** Start of ROWS **

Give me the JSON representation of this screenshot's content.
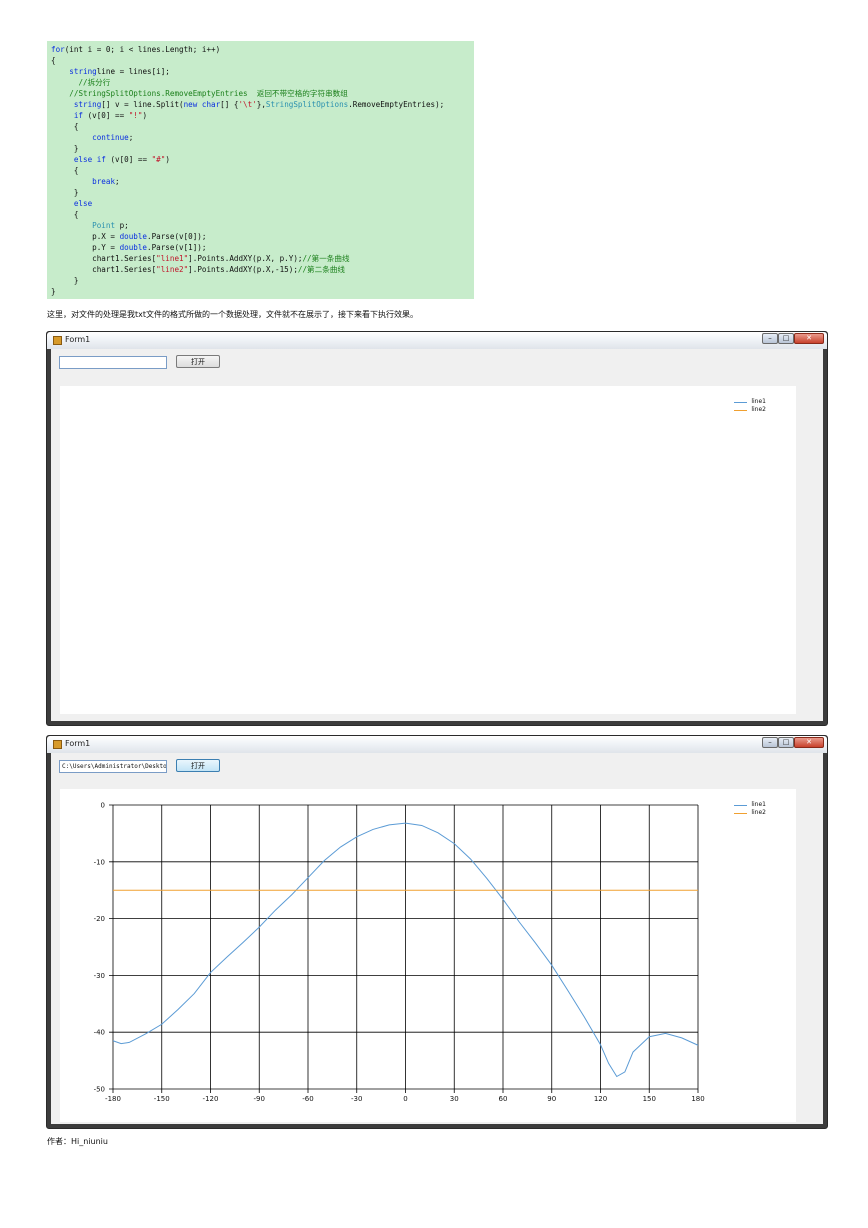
{
  "code": {
    "lines": [
      [
        [
          "kw",
          "for"
        ],
        [
          "",
          "(int i = 0; i < lines.Length; i++)"
        ]
      ],
      [
        [
          "",
          "{"
        ]
      ],
      [
        [
          "",
          "    "
        ],
        [
          "kw",
          "string"
        ],
        [
          "",
          "line = lines[i];"
        ]
      ],
      [
        [
          "",
          "      "
        ],
        [
          "cm",
          "//拆分行"
        ]
      ],
      [
        [
          "",
          "    "
        ],
        [
          "cm",
          "//StringSplitOptions.RemoveEmptyEntries  返回不带空格的字符串数组"
        ]
      ],
      [
        [
          "",
          "     "
        ],
        [
          "kw",
          "string"
        ],
        [
          "",
          "[] v = line.Split("
        ],
        [
          "kw",
          "new char"
        ],
        [
          "",
          "[] {"
        ],
        [
          "st",
          "'\\t'"
        ],
        [
          "",
          "},"
        ],
        [
          "ty",
          "StringSplitOptions"
        ],
        [
          "",
          ".RemoveEmptyEntries);"
        ]
      ],
      [
        [
          "",
          "     "
        ],
        [
          "kw",
          "if"
        ],
        [
          "",
          " (v[0] == "
        ],
        [
          "st",
          "\"!\""
        ],
        [
          "",
          ")"
        ]
      ],
      [
        [
          "",
          "     {"
        ]
      ],
      [
        [
          "",
          "         "
        ],
        [
          "kw",
          "continue"
        ],
        [
          "",
          ";"
        ]
      ],
      [
        [
          "",
          "     }"
        ]
      ],
      [
        [
          "",
          "     "
        ],
        [
          "kw",
          "else if"
        ],
        [
          "",
          " (v[0] == "
        ],
        [
          "st",
          "\"#\""
        ],
        [
          "",
          ")"
        ]
      ],
      [
        [
          "",
          "     {"
        ]
      ],
      [
        [
          "",
          "         "
        ],
        [
          "kw",
          "break"
        ],
        [
          "",
          ";"
        ]
      ],
      [
        [
          "",
          "     }"
        ]
      ],
      [
        [
          "",
          "     "
        ],
        [
          "kw",
          "else"
        ]
      ],
      [
        [
          "",
          "     {"
        ]
      ],
      [
        [
          "",
          "         "
        ],
        [
          "ty",
          "Point"
        ],
        [
          "",
          " p;"
        ]
      ],
      [
        [
          "",
          "         p.X = "
        ],
        [
          "kw",
          "double"
        ],
        [
          "",
          ".Parse(v[0]);"
        ]
      ],
      [
        [
          "",
          "         p.Y = "
        ],
        [
          "kw",
          "double"
        ],
        [
          "",
          ".Parse(v[1]);"
        ]
      ],
      [
        [
          "",
          "         chart1.Series["
        ],
        [
          "st",
          "\"line1\""
        ],
        [
          "",
          "].Points.AddXY(p.X, p.Y);"
        ],
        [
          "cm",
          "//第一条曲线"
        ]
      ],
      [
        [
          "",
          "         chart1.Series["
        ],
        [
          "st",
          "\"line2\""
        ],
        [
          "",
          "].Points.AddXY(p.X,-15);"
        ],
        [
          "cm",
          "//第二条曲线"
        ]
      ],
      [
        [
          "",
          "     }"
        ]
      ],
      [
        [
          "",
          "}"
        ]
      ]
    ]
  },
  "caption": "这里，对文件的处理是我txt文件的格式所做的一个数据处理，文件就不在展示了，接下来看下执行效果。",
  "author": "作者：Hi_niuniu",
  "window1": {
    "title": "Form1",
    "path_value": "",
    "open_label": "打开",
    "legend": [
      "line1",
      "line2"
    ]
  },
  "window2": {
    "title": "Form1",
    "path_value": "C:\\Users\\Administrator\\Deskto",
    "open_label": "打开",
    "legend": [
      "line1",
      "line2"
    ]
  },
  "colors": {
    "line1": "#5b9bd5",
    "line2": "#f0a030",
    "code_bg": "#c7eccb"
  },
  "chart_data": {
    "type": "line",
    "x_ticks": [
      -180,
      -150,
      -120,
      -90,
      -60,
      -30,
      0,
      30,
      60,
      90,
      120,
      150,
      180
    ],
    "y_ticks": [
      0,
      -10,
      -20,
      -30,
      -40,
      -50
    ],
    "xlim": [
      -180,
      180
    ],
    "ylim": [
      -50,
      0
    ],
    "grid": true,
    "legend_position": "top-right",
    "series": [
      {
        "name": "line1",
        "x": [
          -180,
          -175,
          -170,
          -160,
          -150,
          -140,
          -130,
          -120,
          -110,
          -100,
          -90,
          -80,
          -70,
          -60,
          -50,
          -40,
          -30,
          -20,
          -10,
          0,
          10,
          20,
          30,
          40,
          50,
          60,
          70,
          80,
          90,
          100,
          110,
          120,
          125,
          130,
          135,
          140,
          150,
          160,
          170,
          180
        ],
        "y": [
          -41.5,
          -42.0,
          -41.8,
          -40.3,
          -38.6,
          -36.0,
          -33.2,
          -29.5,
          -26.8,
          -24.2,
          -21.5,
          -18.5,
          -15.8,
          -12.8,
          -9.8,
          -7.4,
          -5.6,
          -4.3,
          -3.5,
          -3.2,
          -3.6,
          -4.9,
          -6.8,
          -9.5,
          -12.9,
          -16.6,
          -20.6,
          -24.3,
          -28.2,
          -32.7,
          -37.3,
          -42.2,
          -45.5,
          -47.8,
          -47.0,
          -43.5,
          -40.8,
          -40.2,
          -41.0,
          -42.3
        ]
      },
      {
        "name": "line2",
        "x": [
          -180,
          180
        ],
        "y": [
          -15,
          -15
        ]
      }
    ]
  }
}
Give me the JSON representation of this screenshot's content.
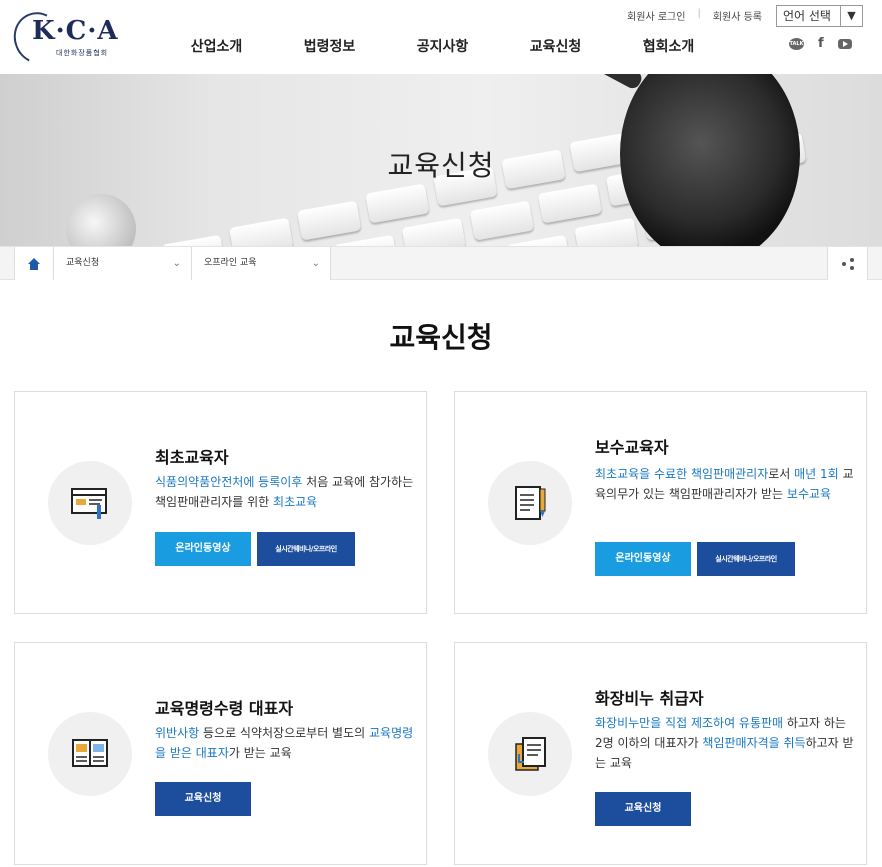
{
  "header": {
    "logo_text": "K·C·A",
    "logo_sub": "대한화장품협회",
    "util_links": [
      "회원사 로그인",
      "회원사 등록"
    ],
    "language_label": "언어 선택",
    "nav": [
      "산업소개",
      "법령정보",
      "공지사항",
      "교육신청",
      "협회소개"
    ],
    "sns": [
      "talk-icon",
      "facebook-icon",
      "youtube-icon"
    ]
  },
  "banner": {
    "title": "교육신청"
  },
  "breadcrumb": {
    "level1": "교육신청",
    "level2": "오프라인 교육"
  },
  "page": {
    "title": "교육신청"
  },
  "cards": [
    {
      "title": "최초교육자",
      "desc_parts": [
        {
          "t": "식품의약품안전처에 등록이후",
          "hl": true
        },
        {
          "t": " 처음 교육에 참가하는 책임판매관리자를 위한 ",
          "hl": false
        },
        {
          "t": "최초교육",
          "hl": true
        }
      ],
      "buttons": [
        "온라인동영상",
        "실시간웨비나/오프라인"
      ]
    },
    {
      "title": "보수교육자",
      "desc_parts": [
        {
          "t": "최초교육을 수료한 책임판매관리자",
          "hl": true
        },
        {
          "t": "로서 ",
          "hl": false
        },
        {
          "t": "매년 1회",
          "hl": true
        },
        {
          "t": " 교육의무가 있는 책임판매관리자가 받는 ",
          "hl": false
        },
        {
          "t": "보수교육",
          "hl": true
        }
      ],
      "buttons": [
        "온라인동영상",
        "실시간웨비나/오프라인"
      ]
    },
    {
      "title": "교육명령수령 대표자",
      "desc_parts": [
        {
          "t": "위반사항",
          "hl": true
        },
        {
          "t": " 등으로 식약처장으로부터 별도의 ",
          "hl": false
        },
        {
          "t": "교육명령을 받은 대표자",
          "hl": true
        },
        {
          "t": "가 받는 교육",
          "hl": false
        }
      ],
      "buttons": [
        "교육신청"
      ]
    },
    {
      "title": "화장비누 취급자",
      "desc_parts": [
        {
          "t": "화장비누만을 직접 제조하여 유통판매",
          "hl": true
        },
        {
          "t": " 하고자 하는 2명 이하의 대표자가 ",
          "hl": false
        },
        {
          "t": "책임판매자격을 취득",
          "hl": true
        },
        {
          "t": "하고자 받는 교육",
          "hl": false
        }
      ],
      "buttons": [
        "교육신청"
      ]
    }
  ],
  "colors": {
    "highlight": "#1a78c2",
    "button_light": "#1a9ce0",
    "button_dark": "#1d4e9e"
  }
}
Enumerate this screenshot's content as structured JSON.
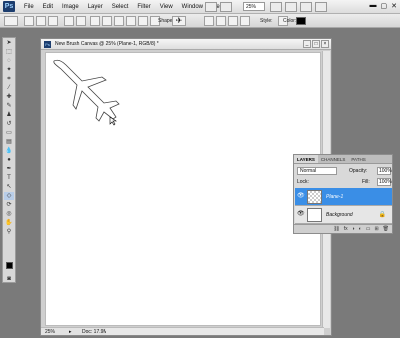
{
  "app": {
    "logo": "Ps"
  },
  "menu": {
    "items": [
      "File",
      "Edit",
      "Image",
      "Layer",
      "Select",
      "Filter",
      "View",
      "Window",
      "Help"
    ],
    "zoom": "25%"
  },
  "options_bar": {
    "shape_label": "Shape:",
    "style_label": "Style:",
    "color_label": "Color:",
    "color": "#000000"
  },
  "document": {
    "title": "New Brush Canvas @ 25% (Plane-1, RGB/8) *",
    "zoom": "25%",
    "doc_size": "Doc: 17.9M/0 bytes"
  },
  "layers_panel": {
    "tabs": [
      "LAYERS",
      "CHANNELS",
      "PATHS"
    ],
    "blend_mode": "Normal",
    "opacity_label": "Opacity:",
    "opacity": "100%",
    "lock_label": "Lock:",
    "fill_label": "Fill:",
    "fill": "100%",
    "layers": [
      {
        "name": "Plane-1",
        "selected": true
      },
      {
        "name": "Background",
        "selected": false
      }
    ]
  },
  "colors": {
    "selection": "#3a8ee6",
    "foreground": "#000000",
    "background": "#ffffff"
  }
}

** End of ROWS **

EXERCISE DESCRIPTION - Check each line above for the word "RemoveEmptyEntries" and copy the ones that have it.

RESULT OF THE TASK -
          "//StringSplitOptions.RemoveEmptyEntries  返回不带空格的字符串数组"
          ".RemoveEmptyEntries);"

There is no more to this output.